[Task prompt]:
Each entry below should be reproduced character for character.
───── Record excerpts
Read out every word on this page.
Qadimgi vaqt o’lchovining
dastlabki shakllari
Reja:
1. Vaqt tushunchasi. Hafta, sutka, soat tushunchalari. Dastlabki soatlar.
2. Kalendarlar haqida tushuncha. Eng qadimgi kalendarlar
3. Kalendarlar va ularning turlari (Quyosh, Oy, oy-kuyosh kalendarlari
──────────
[Task output]:
Read out every word on this page.
Qadimgi vaqt o’lchovining
dastlabki shakllari
Reja:
1. Vaqt tushunchasi. Hafta, sutka, soat tushunchalari. Dastlabki soatlar.
2. Kalendarlar haqida tushuncha. Eng qadimgi kalendarlar
3. Kalendarlar va ularning turlari (Quyosh, Oy, oy-kuyosh kalendarlari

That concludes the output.